Data items:

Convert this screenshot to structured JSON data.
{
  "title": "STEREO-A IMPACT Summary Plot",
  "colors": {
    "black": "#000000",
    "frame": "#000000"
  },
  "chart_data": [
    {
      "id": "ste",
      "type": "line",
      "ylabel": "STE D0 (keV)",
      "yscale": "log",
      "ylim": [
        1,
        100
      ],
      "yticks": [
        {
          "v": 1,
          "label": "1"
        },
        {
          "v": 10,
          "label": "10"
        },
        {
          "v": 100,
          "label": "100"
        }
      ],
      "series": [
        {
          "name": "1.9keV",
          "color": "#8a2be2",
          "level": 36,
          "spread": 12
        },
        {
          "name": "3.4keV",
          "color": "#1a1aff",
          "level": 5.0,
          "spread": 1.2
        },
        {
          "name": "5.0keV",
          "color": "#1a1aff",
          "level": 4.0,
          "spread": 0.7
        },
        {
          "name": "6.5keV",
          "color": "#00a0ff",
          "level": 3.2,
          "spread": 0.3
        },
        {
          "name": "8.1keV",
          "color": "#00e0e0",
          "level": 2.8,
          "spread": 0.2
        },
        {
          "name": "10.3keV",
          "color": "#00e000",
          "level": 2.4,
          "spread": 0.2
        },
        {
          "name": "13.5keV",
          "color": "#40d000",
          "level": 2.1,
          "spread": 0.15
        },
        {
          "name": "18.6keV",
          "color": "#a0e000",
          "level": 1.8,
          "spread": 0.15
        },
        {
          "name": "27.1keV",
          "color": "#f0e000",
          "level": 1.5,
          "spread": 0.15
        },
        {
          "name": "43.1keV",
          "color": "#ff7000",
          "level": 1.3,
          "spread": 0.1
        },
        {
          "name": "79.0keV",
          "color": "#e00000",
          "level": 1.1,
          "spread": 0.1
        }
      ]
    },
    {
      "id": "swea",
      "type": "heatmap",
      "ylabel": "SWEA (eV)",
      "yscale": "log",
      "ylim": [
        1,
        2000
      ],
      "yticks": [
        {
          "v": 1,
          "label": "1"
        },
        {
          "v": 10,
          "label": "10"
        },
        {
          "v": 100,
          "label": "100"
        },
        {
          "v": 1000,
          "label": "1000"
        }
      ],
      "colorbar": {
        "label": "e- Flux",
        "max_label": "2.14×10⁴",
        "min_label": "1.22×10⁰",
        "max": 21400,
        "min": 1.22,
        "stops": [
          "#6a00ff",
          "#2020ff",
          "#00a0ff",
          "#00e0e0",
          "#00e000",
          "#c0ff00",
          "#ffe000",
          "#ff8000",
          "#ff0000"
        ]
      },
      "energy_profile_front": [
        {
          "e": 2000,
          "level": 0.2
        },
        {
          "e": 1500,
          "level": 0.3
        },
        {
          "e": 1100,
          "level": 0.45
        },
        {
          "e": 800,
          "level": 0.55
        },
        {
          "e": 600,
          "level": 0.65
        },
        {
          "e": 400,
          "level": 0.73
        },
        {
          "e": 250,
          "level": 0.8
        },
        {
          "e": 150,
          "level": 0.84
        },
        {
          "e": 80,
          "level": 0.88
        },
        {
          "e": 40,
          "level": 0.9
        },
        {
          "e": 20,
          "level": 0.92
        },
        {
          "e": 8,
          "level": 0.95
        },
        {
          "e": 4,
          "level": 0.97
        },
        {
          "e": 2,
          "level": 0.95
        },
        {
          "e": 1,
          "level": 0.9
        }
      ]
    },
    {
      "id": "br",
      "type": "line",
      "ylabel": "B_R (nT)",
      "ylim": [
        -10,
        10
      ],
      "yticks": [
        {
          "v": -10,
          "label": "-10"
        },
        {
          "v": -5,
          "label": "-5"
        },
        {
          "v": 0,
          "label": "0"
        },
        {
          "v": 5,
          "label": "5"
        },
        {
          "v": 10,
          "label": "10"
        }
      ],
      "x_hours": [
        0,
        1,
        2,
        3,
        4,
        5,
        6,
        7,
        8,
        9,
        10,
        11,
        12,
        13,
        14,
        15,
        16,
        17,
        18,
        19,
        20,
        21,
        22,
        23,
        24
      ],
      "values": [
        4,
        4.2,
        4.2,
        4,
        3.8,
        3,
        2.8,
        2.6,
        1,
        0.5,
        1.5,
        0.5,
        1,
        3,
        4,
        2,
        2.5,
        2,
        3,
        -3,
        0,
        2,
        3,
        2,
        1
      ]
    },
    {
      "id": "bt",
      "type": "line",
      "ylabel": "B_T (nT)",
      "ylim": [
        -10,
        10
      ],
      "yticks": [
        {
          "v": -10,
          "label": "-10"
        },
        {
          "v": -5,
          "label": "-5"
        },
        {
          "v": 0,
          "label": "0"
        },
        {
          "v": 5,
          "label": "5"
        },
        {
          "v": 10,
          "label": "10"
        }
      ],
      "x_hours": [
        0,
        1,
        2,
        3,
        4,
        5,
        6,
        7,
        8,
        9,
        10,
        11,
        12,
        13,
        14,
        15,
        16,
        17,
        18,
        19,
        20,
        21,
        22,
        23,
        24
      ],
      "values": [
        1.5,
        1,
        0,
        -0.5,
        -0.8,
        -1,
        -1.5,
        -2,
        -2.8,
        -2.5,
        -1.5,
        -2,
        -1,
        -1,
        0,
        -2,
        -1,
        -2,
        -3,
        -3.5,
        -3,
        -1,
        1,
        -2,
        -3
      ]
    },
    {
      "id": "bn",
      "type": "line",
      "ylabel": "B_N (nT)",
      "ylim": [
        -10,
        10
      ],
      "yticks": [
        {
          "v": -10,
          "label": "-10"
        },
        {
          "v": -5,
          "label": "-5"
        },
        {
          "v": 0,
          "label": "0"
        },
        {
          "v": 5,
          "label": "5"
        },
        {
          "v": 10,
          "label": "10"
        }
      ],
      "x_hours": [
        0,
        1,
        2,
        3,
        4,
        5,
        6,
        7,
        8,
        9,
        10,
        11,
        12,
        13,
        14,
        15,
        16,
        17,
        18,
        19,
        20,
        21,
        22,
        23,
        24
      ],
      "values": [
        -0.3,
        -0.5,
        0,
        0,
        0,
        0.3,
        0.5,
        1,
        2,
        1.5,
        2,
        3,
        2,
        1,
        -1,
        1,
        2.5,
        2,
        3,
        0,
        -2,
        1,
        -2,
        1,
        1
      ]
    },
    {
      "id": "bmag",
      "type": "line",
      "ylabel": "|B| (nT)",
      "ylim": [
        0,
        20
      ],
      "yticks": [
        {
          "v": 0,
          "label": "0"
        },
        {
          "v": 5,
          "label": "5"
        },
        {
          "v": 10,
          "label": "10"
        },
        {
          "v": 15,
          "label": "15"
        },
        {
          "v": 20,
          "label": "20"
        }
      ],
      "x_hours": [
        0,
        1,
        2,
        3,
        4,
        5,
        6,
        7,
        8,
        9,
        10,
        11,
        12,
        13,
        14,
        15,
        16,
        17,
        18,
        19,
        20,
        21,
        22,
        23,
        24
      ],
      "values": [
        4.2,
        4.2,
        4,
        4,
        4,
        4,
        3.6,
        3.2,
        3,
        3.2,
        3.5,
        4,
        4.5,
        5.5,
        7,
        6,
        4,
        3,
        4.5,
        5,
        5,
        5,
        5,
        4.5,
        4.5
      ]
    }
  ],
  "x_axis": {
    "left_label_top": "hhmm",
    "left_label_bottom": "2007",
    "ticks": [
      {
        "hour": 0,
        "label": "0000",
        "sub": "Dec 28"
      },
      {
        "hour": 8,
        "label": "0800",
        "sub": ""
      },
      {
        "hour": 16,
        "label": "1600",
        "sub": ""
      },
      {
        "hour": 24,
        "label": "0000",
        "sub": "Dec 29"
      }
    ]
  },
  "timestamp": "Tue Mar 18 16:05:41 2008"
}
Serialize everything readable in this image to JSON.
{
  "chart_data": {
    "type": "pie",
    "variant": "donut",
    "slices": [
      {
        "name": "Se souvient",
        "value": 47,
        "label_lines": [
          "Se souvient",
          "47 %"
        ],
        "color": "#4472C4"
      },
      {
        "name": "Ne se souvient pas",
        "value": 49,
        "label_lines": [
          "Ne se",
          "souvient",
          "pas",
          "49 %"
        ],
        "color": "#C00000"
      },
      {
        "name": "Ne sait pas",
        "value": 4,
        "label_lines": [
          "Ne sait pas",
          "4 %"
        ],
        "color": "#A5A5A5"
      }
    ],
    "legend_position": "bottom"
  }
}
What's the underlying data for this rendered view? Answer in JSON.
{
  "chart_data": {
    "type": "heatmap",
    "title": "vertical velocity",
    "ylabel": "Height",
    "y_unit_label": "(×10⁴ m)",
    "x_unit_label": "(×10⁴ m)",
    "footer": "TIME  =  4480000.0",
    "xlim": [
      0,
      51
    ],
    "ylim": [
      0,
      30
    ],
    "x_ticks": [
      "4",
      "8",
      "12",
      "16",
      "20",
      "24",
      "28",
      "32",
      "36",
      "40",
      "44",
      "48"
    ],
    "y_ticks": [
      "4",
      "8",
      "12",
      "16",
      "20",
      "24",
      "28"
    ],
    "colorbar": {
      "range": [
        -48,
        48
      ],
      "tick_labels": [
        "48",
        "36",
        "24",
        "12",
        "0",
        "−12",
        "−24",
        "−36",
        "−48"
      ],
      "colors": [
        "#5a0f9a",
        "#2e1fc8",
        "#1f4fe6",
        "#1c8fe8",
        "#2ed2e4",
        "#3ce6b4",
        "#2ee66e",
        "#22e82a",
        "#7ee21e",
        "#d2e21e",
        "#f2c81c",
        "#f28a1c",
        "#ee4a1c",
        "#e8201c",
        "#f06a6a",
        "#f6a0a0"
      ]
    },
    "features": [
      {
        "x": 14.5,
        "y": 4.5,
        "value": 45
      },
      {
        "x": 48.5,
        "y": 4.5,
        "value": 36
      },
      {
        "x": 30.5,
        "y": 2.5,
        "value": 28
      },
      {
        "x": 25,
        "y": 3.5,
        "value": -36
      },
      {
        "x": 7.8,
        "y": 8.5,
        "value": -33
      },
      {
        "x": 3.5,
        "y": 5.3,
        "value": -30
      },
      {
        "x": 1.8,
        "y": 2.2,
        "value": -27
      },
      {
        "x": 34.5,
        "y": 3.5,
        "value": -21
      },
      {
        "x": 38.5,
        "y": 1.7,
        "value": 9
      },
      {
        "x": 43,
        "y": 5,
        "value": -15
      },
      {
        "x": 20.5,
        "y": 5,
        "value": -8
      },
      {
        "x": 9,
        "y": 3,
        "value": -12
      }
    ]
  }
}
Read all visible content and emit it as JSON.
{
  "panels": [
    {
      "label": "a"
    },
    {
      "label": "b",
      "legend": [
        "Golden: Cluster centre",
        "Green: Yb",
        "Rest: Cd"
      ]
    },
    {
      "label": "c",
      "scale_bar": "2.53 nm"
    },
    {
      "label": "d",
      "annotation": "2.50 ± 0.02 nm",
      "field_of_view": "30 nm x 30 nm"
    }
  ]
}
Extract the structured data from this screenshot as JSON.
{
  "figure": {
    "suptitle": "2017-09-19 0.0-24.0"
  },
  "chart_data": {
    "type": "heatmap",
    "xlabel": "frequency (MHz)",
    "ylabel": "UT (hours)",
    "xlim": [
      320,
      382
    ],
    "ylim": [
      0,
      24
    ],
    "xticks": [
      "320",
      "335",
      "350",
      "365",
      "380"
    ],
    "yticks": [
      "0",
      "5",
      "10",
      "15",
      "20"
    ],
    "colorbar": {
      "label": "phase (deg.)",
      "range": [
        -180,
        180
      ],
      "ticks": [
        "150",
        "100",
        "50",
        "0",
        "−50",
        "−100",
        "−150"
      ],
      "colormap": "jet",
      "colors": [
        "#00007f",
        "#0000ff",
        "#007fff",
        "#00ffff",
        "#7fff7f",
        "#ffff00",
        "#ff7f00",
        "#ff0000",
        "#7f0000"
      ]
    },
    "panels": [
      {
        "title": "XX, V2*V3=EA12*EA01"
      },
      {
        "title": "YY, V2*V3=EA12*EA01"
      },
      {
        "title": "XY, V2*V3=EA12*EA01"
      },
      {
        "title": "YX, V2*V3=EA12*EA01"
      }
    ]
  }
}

* _Challenge_
Copy every line of the records above that contains "souvient".

* _Reply_
        "name": "Se souvient",
          "Se souvient",
        "name": "Ne se souvient pas",
          "souvient",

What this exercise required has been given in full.